▸ **Exercise prompt**:
Go through the material and write it all out exactly, minus the pictures.

┄┄┄┄┄┄┄┄┄┄┄┄┄┄┄┄┄┄┄┄

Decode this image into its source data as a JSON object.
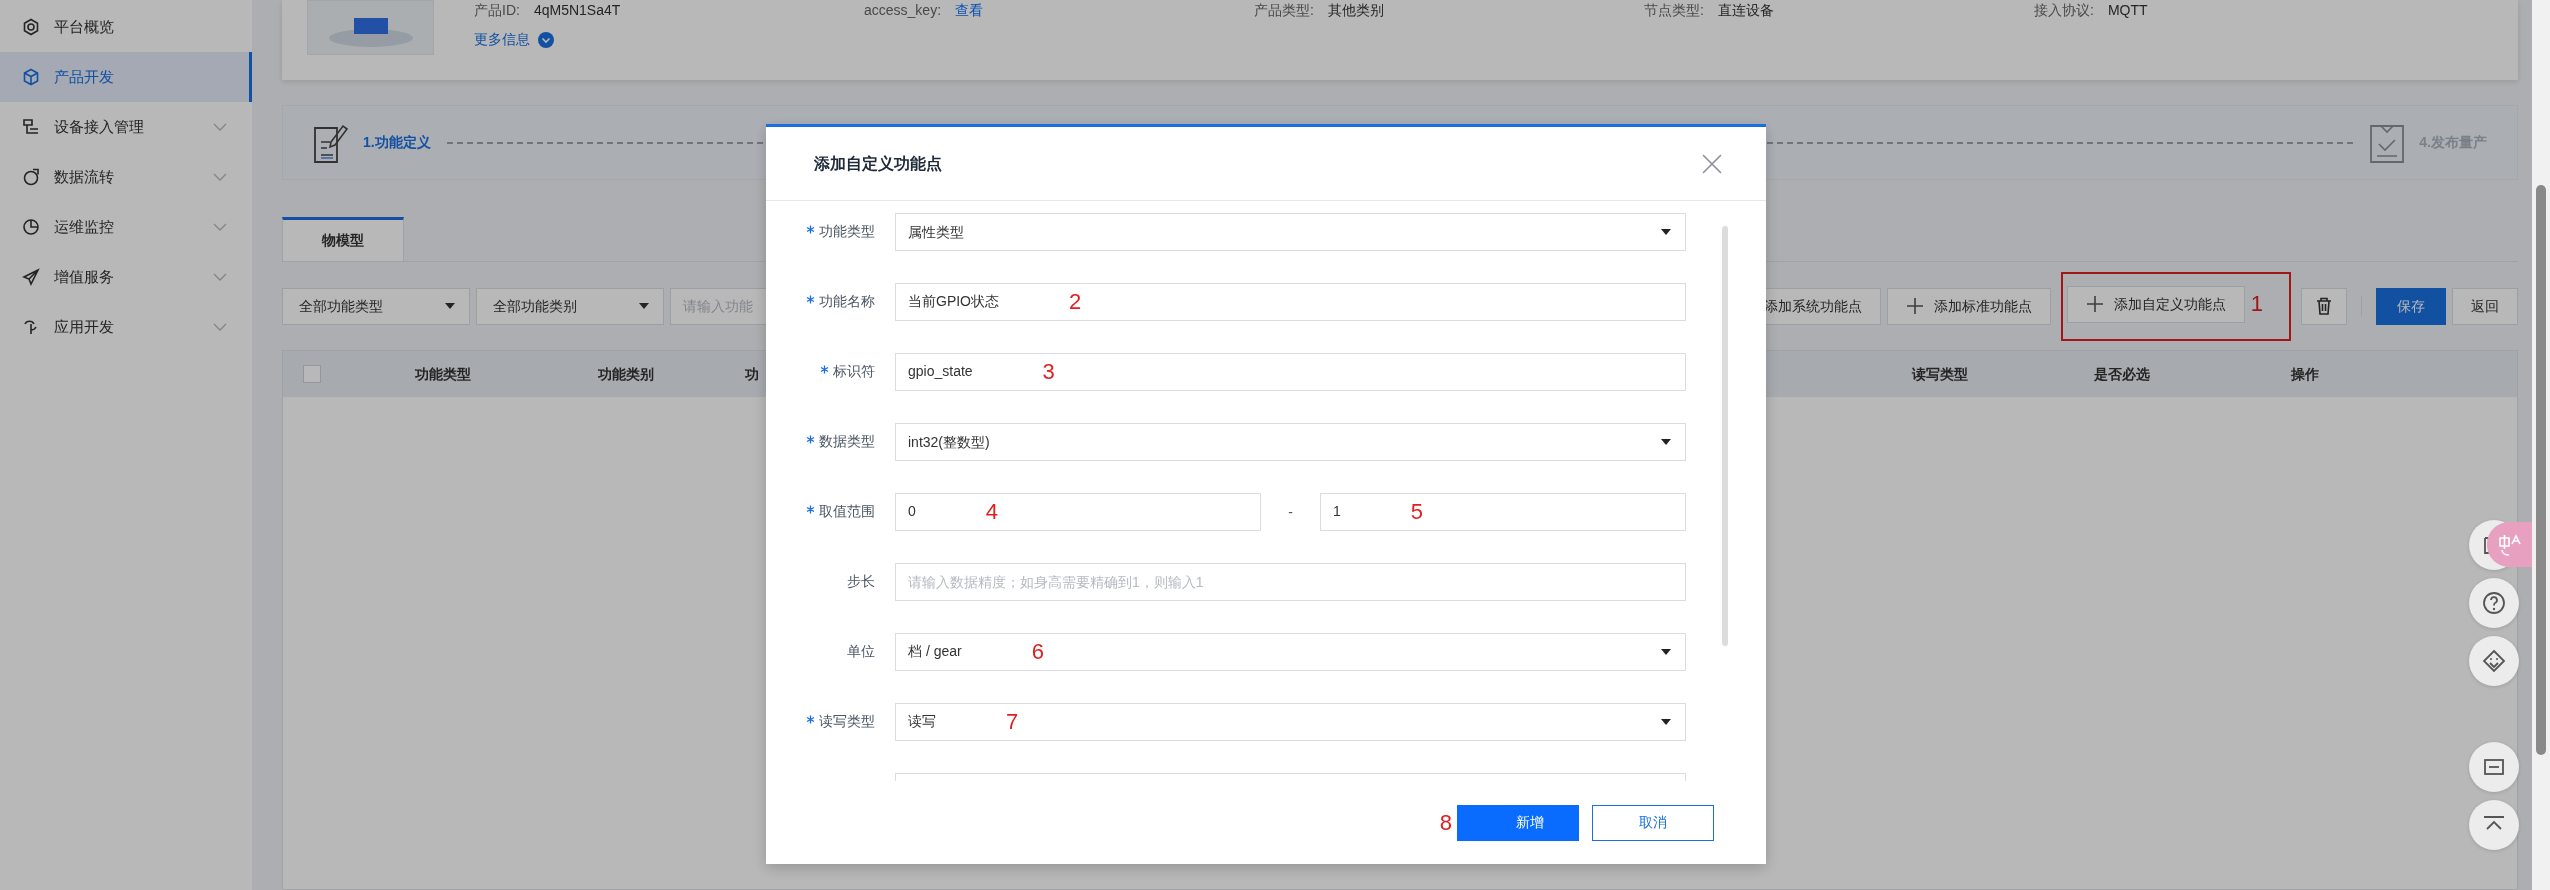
{
  "sidebar": {
    "items": [
      {
        "label": "平台概览",
        "selected": false,
        "expandable": false
      },
      {
        "label": "产品开发",
        "selected": true,
        "expandable": false
      },
      {
        "label": "设备接入管理",
        "selected": false,
        "expandable": true
      },
      {
        "label": "数据流转",
        "selected": false,
        "expandable": true
      },
      {
        "label": "运维监控",
        "selected": false,
        "expandable": true
      },
      {
        "label": "增值服务",
        "selected": false,
        "expandable": true
      },
      {
        "label": "应用开发",
        "selected": false,
        "expandable": true
      }
    ]
  },
  "product": {
    "info": [
      {
        "label": "产品ID:",
        "value": "4qM5N1Sa4T",
        "kind": "text"
      },
      {
        "label": "access_key:",
        "value": "查看",
        "kind": "link"
      },
      {
        "label": "产品类型:",
        "value": "其他类别",
        "kind": "text"
      },
      {
        "label": "节点类型:",
        "value": "直连设备",
        "kind": "text"
      },
      {
        "label": "接入协议:",
        "value": "MQTT",
        "kind": "text"
      }
    ],
    "more_link": "更多信息"
  },
  "steps": [
    {
      "label": "1.功能定义",
      "active": true
    },
    {
      "label": "4.发布量产",
      "active": false
    }
  ],
  "tabs": [
    {
      "label": "物模型",
      "selected": true
    }
  ],
  "toolbar": {
    "filters": [
      {
        "value": "全部功能类型"
      },
      {
        "value": "全部功能类别"
      }
    ],
    "search": {
      "placeholder": "请输入功能"
    },
    "buttons": [
      {
        "label": "添加系统功能点",
        "kind": "text",
        "highlighted": false
      },
      {
        "label": "添加标准功能点",
        "kind": "add",
        "highlighted": false
      },
      {
        "label": "添加自定义功能点",
        "kind": "add",
        "highlighted": true,
        "annotation": "1"
      },
      {
        "kind": "delete",
        "highlighted": false
      },
      {
        "label": "保存",
        "kind": "primary",
        "highlighted": false
      },
      {
        "label": "返回",
        "kind": "default",
        "highlighted": false
      }
    ]
  },
  "table": {
    "header_checkbox": {
      "checked": false
    },
    "columns": [
      "功能类型",
      "功能类别",
      "功",
      "读写类型",
      "是否必选",
      "操作"
    ]
  },
  "modal": {
    "title": "添加自定义功能点",
    "fields": [
      {
        "label": "功能类型",
        "required": true,
        "kind": "select",
        "value": "属性类型"
      },
      {
        "label": "功能名称",
        "required": true,
        "kind": "input",
        "value": "当前GPIO状态",
        "annotation": "2"
      },
      {
        "label": "标识符",
        "required": true,
        "kind": "input",
        "value": "gpio_state",
        "annotation": "3"
      },
      {
        "label": "数据类型",
        "required": true,
        "kind": "select",
        "value": "int32(整数型)"
      },
      {
        "label": "取值范围",
        "required": true,
        "kind": "range",
        "min": "0",
        "min_annotation": "4",
        "separator": "-",
        "max": "1",
        "max_annotation": "5"
      },
      {
        "label": "步长",
        "required": false,
        "kind": "input",
        "placeholder": "请输入数据精度；如身高需要精确到1，则输入1"
      },
      {
        "label": "单位",
        "required": false,
        "kind": "select",
        "value": "档 / gear",
        "annotation": "6"
      },
      {
        "label": "读写类型",
        "required": true,
        "kind": "select",
        "value": "读写",
        "annotation": "7"
      },
      {
        "required": false,
        "kind": "input"
      }
    ],
    "buttons": [
      {
        "label": "新增",
        "kind": "primary",
        "annotation": "8"
      },
      {
        "label": "取消",
        "kind": "default"
      }
    ]
  }
}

┄┄┄┄┄┄┄┄┄┄┄┄┄┄┄┄┄┄┄┄

▸ **The solution**:
Decode this image into its source data as a JSON object.
{
  "sidebar": {
    "items": [
      {
        "label": "平台概览",
        "selected": false,
        "expandable": false
      },
      {
        "label": "产品开发",
        "selected": true,
        "expandable": false
      },
      {
        "label": "设备接入管理",
        "selected": false,
        "expandable": true
      },
      {
        "label": "数据流转",
        "selected": false,
        "expandable": true
      },
      {
        "label": "运维监控",
        "selected": false,
        "expandable": true
      },
      {
        "label": "增值服务",
        "selected": false,
        "expandable": true
      },
      {
        "label": "应用开发",
        "selected": false,
        "expandable": true
      }
    ]
  },
  "product": {
    "info": [
      {
        "label": "产品ID:",
        "value": "4qM5N1Sa4T",
        "kind": "text"
      },
      {
        "label": "access_key:",
        "value": "查看",
        "kind": "link"
      },
      {
        "label": "产品类型:",
        "value": "其他类别",
        "kind": "text"
      },
      {
        "label": "节点类型:",
        "value": "直连设备",
        "kind": "text"
      },
      {
        "label": "接入协议:",
        "value": "MQTT",
        "kind": "text"
      }
    ],
    "more_link": "更多信息"
  },
  "steps": [
    {
      "label": "1.功能定义",
      "active": true
    },
    {
      "label": "4.发布量产",
      "active": false
    }
  ],
  "tabs": [
    {
      "label": "物模型",
      "selected": true
    }
  ],
  "toolbar": {
    "filters": [
      {
        "value": "全部功能类型"
      },
      {
        "value": "全部功能类别"
      }
    ],
    "search": {
      "placeholder": "请输入功能"
    },
    "buttons": [
      {
        "label": "添加系统功能点",
        "kind": "text",
        "highlighted": false
      },
      {
        "label": "添加标准功能点",
        "kind": "add",
        "highlighted": false
      },
      {
        "label": "添加自定义功能点",
        "kind": "add",
        "highlighted": true,
        "annotation": "1"
      },
      {
        "kind": "delete",
        "highlighted": false
      },
      {
        "label": "保存",
        "kind": "primary",
        "highlighted": false
      },
      {
        "label": "返回",
        "kind": "default",
        "highlighted": false
      }
    ]
  },
  "table": {
    "header_checkbox": {
      "checked": false
    },
    "columns": [
      "功能类型",
      "功能类别",
      "功",
      "读写类型",
      "是否必选",
      "操作"
    ]
  },
  "modal": {
    "title": "添加自定义功能点",
    "fields": [
      {
        "label": "功能类型",
        "required": true,
        "kind": "select",
        "value": "属性类型"
      },
      {
        "label": "功能名称",
        "required": true,
        "kind": "input",
        "value": "当前GPIO状态",
        "annotation": "2"
      },
      {
        "label": "标识符",
        "required": true,
        "kind": "input",
        "value": "gpio_state",
        "annotation": "3"
      },
      {
        "label": "数据类型",
        "required": true,
        "kind": "select",
        "value": "int32(整数型)"
      },
      {
        "label": "取值范围",
        "required": true,
        "kind": "range",
        "min": "0",
        "min_annotation": "4",
        "separator": "-",
        "max": "1",
        "max_annotation": "5"
      },
      {
        "label": "步长",
        "required": false,
        "kind": "input",
        "placeholder": "请输入数据精度；如身高需要精确到1，则输入1"
      },
      {
        "label": "单位",
        "required": false,
        "kind": "select",
        "value": "档 / gear",
        "annotation": "6"
      },
      {
        "label": "读写类型",
        "required": true,
        "kind": "select",
        "value": "读写",
        "annotation": "7"
      },
      {
        "required": false,
        "kind": "input"
      }
    ],
    "buttons": [
      {
        "label": "新增",
        "kind": "primary",
        "annotation": "8"
      },
      {
        "label": "取消",
        "kind": "default"
      }
    ]
  }
}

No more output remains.